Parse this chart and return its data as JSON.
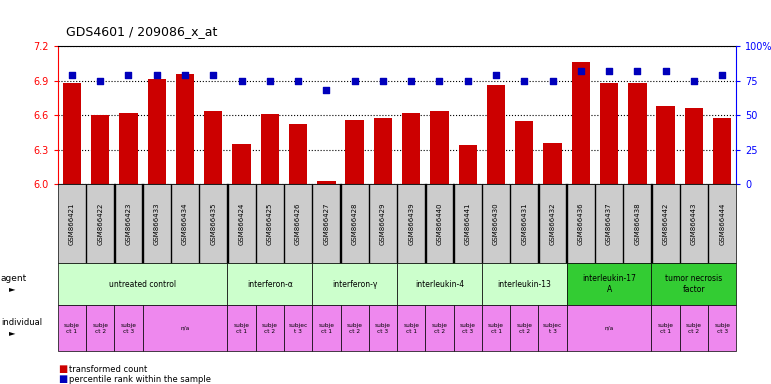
{
  "title": "GDS4601 / 209086_x_at",
  "samples": [
    "GSM866421",
    "GSM866422",
    "GSM866423",
    "GSM866433",
    "GSM866434",
    "GSM866435",
    "GSM866424",
    "GSM866425",
    "GSM866426",
    "GSM866427",
    "GSM866428",
    "GSM866429",
    "GSM866439",
    "GSM866440",
    "GSM866441",
    "GSM866430",
    "GSM866431",
    "GSM866432",
    "GSM866436",
    "GSM866437",
    "GSM866438",
    "GSM866442",
    "GSM866443",
    "GSM866444"
  ],
  "bar_values": [
    6.88,
    6.6,
    6.62,
    6.91,
    6.96,
    6.64,
    6.35,
    6.61,
    6.52,
    6.03,
    6.56,
    6.58,
    6.62,
    6.64,
    6.34,
    6.86,
    6.55,
    6.36,
    7.06,
    6.88,
    6.88,
    6.68,
    6.66,
    6.58
  ],
  "dot_values": [
    79,
    75,
    79,
    79,
    79,
    79,
    75,
    75,
    75,
    68,
    75,
    75,
    75,
    75,
    75,
    79,
    75,
    75,
    82,
    82,
    82,
    82,
    75,
    79
  ],
  "ylim_left": [
    6.0,
    7.2
  ],
  "ylim_right": [
    0,
    100
  ],
  "yticks_left": [
    6.0,
    6.3,
    6.6,
    6.9,
    7.2
  ],
  "yticks_right": [
    0,
    25,
    50,
    75,
    100
  ],
  "bar_color": "#cc0000",
  "dot_color": "#0000bb",
  "agent_groups": [
    {
      "label": "untreated control",
      "start": 0,
      "end": 5,
      "color": "#ccffcc"
    },
    {
      "label": "interferon-α",
      "start": 6,
      "end": 8,
      "color": "#ccffcc"
    },
    {
      "label": "interferon-γ",
      "start": 9,
      "end": 11,
      "color": "#ccffcc"
    },
    {
      "label": "interleukin-4",
      "start": 12,
      "end": 14,
      "color": "#ccffcc"
    },
    {
      "label": "interleukin-13",
      "start": 15,
      "end": 17,
      "color": "#ccffcc"
    },
    {
      "label": "interleukin-17\nA",
      "start": 18,
      "end": 20,
      "color": "#33cc33"
    },
    {
      "label": "tumor necrosis\nfactor",
      "start": 21,
      "end": 23,
      "color": "#33cc33"
    }
  ],
  "individual_groups": [
    {
      "label": "subje\nct 1",
      "start": 0,
      "end": 0,
      "color": "#ee88ee"
    },
    {
      "label": "subje\nct 2",
      "start": 1,
      "end": 1,
      "color": "#ee88ee"
    },
    {
      "label": "subje\nct 3",
      "start": 2,
      "end": 2,
      "color": "#ee88ee"
    },
    {
      "label": "n/a",
      "start": 3,
      "end": 5,
      "color": "#ee88ee"
    },
    {
      "label": "subje\nct 1",
      "start": 6,
      "end": 6,
      "color": "#ee88ee"
    },
    {
      "label": "subje\nct 2",
      "start": 7,
      "end": 7,
      "color": "#ee88ee"
    },
    {
      "label": "subjec\nt 3",
      "start": 8,
      "end": 8,
      "color": "#ee88ee"
    },
    {
      "label": "subje\nct 1",
      "start": 9,
      "end": 9,
      "color": "#ee88ee"
    },
    {
      "label": "subje\nct 2",
      "start": 10,
      "end": 10,
      "color": "#ee88ee"
    },
    {
      "label": "subje\nct 3",
      "start": 11,
      "end": 11,
      "color": "#ee88ee"
    },
    {
      "label": "subje\nct 1",
      "start": 12,
      "end": 12,
      "color": "#ee88ee"
    },
    {
      "label": "subje\nct 2",
      "start": 13,
      "end": 13,
      "color": "#ee88ee"
    },
    {
      "label": "subje\nct 3",
      "start": 14,
      "end": 14,
      "color": "#ee88ee"
    },
    {
      "label": "subje\nct 1",
      "start": 15,
      "end": 15,
      "color": "#ee88ee"
    },
    {
      "label": "subje\nct 2",
      "start": 16,
      "end": 16,
      "color": "#ee88ee"
    },
    {
      "label": "subjec\nt 3",
      "start": 17,
      "end": 17,
      "color": "#ee88ee"
    },
    {
      "label": "n/a",
      "start": 18,
      "end": 20,
      "color": "#ee88ee"
    },
    {
      "label": "subje\nct 1",
      "start": 21,
      "end": 21,
      "color": "#ee88ee"
    },
    {
      "label": "subje\nct 2",
      "start": 22,
      "end": 22,
      "color": "#ee88ee"
    },
    {
      "label": "subje\nct 3",
      "start": 23,
      "end": 23,
      "color": "#ee88ee"
    }
  ]
}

TASK INSTRUCTIONS: Copy out all the data above exactly, minus the images.

WRITTEN SOLUTION:
Parse this chart and return its data as JSON.
{
  "title": "GDS4601 / 209086_x_at",
  "samples": [
    "GSM866421",
    "GSM866422",
    "GSM866423",
    "GSM866433",
    "GSM866434",
    "GSM866435",
    "GSM866424",
    "GSM866425",
    "GSM866426",
    "GSM866427",
    "GSM866428",
    "GSM866429",
    "GSM866439",
    "GSM866440",
    "GSM866441",
    "GSM866430",
    "GSM866431",
    "GSM866432",
    "GSM866436",
    "GSM866437",
    "GSM866438",
    "GSM866442",
    "GSM866443",
    "GSM866444"
  ],
  "bar_values": [
    6.88,
    6.6,
    6.62,
    6.91,
    6.96,
    6.64,
    6.35,
    6.61,
    6.52,
    6.03,
    6.56,
    6.58,
    6.62,
    6.64,
    6.34,
    6.86,
    6.55,
    6.36,
    7.06,
    6.88,
    6.88,
    6.68,
    6.66,
    6.58
  ],
  "dot_values": [
    79,
    75,
    79,
    79,
    79,
    79,
    75,
    75,
    75,
    68,
    75,
    75,
    75,
    75,
    75,
    79,
    75,
    75,
    82,
    82,
    82,
    82,
    75,
    79
  ],
  "ylim_left": [
    6.0,
    7.2
  ],
  "ylim_right": [
    0,
    100
  ],
  "yticks_left": [
    6.0,
    6.3,
    6.6,
    6.9,
    7.2
  ],
  "yticks_right": [
    0,
    25,
    50,
    75,
    100
  ],
  "bar_color": "#cc0000",
  "dot_color": "#0000bb",
  "agent_groups": [
    {
      "label": "untreated control",
      "start": 0,
      "end": 5,
      "color": "#ccffcc"
    },
    {
      "label": "interferon-α",
      "start": 6,
      "end": 8,
      "color": "#ccffcc"
    },
    {
      "label": "interferon-γ",
      "start": 9,
      "end": 11,
      "color": "#ccffcc"
    },
    {
      "label": "interleukin-4",
      "start": 12,
      "end": 14,
      "color": "#ccffcc"
    },
    {
      "label": "interleukin-13",
      "start": 15,
      "end": 17,
      "color": "#ccffcc"
    },
    {
      "label": "interleukin-17\nA",
      "start": 18,
      "end": 20,
      "color": "#33cc33"
    },
    {
      "label": "tumor necrosis\nfactor",
      "start": 21,
      "end": 23,
      "color": "#33cc33"
    }
  ],
  "individual_groups": [
    {
      "label": "subje\nct 1",
      "start": 0,
      "end": 0,
      "color": "#ee88ee"
    },
    {
      "label": "subje\nct 2",
      "start": 1,
      "end": 1,
      "color": "#ee88ee"
    },
    {
      "label": "subje\nct 3",
      "start": 2,
      "end": 2,
      "color": "#ee88ee"
    },
    {
      "label": "n/a",
      "start": 3,
      "end": 5,
      "color": "#ee88ee"
    },
    {
      "label": "subje\nct 1",
      "start": 6,
      "end": 6,
      "color": "#ee88ee"
    },
    {
      "label": "subje\nct 2",
      "start": 7,
      "end": 7,
      "color": "#ee88ee"
    },
    {
      "label": "subjec\nt 3",
      "start": 8,
      "end": 8,
      "color": "#ee88ee"
    },
    {
      "label": "subje\nct 1",
      "start": 9,
      "end": 9,
      "color": "#ee88ee"
    },
    {
      "label": "subje\nct 2",
      "start": 10,
      "end": 10,
      "color": "#ee88ee"
    },
    {
      "label": "subje\nct 3",
      "start": 11,
      "end": 11,
      "color": "#ee88ee"
    },
    {
      "label": "subje\nct 1",
      "start": 12,
      "end": 12,
      "color": "#ee88ee"
    },
    {
      "label": "subje\nct 2",
      "start": 13,
      "end": 13,
      "color": "#ee88ee"
    },
    {
      "label": "subje\nct 3",
      "start": 14,
      "end": 14,
      "color": "#ee88ee"
    },
    {
      "label": "subje\nct 1",
      "start": 15,
      "end": 15,
      "color": "#ee88ee"
    },
    {
      "label": "subje\nct 2",
      "start": 16,
      "end": 16,
      "color": "#ee88ee"
    },
    {
      "label": "subjec\nt 3",
      "start": 17,
      "end": 17,
      "color": "#ee88ee"
    },
    {
      "label": "n/a",
      "start": 18,
      "end": 20,
      "color": "#ee88ee"
    },
    {
      "label": "subje\nct 1",
      "start": 21,
      "end": 21,
      "color": "#ee88ee"
    },
    {
      "label": "subje\nct 2",
      "start": 22,
      "end": 22,
      "color": "#ee88ee"
    },
    {
      "label": "subje\nct 3",
      "start": 23,
      "end": 23,
      "color": "#ee88ee"
    }
  ]
}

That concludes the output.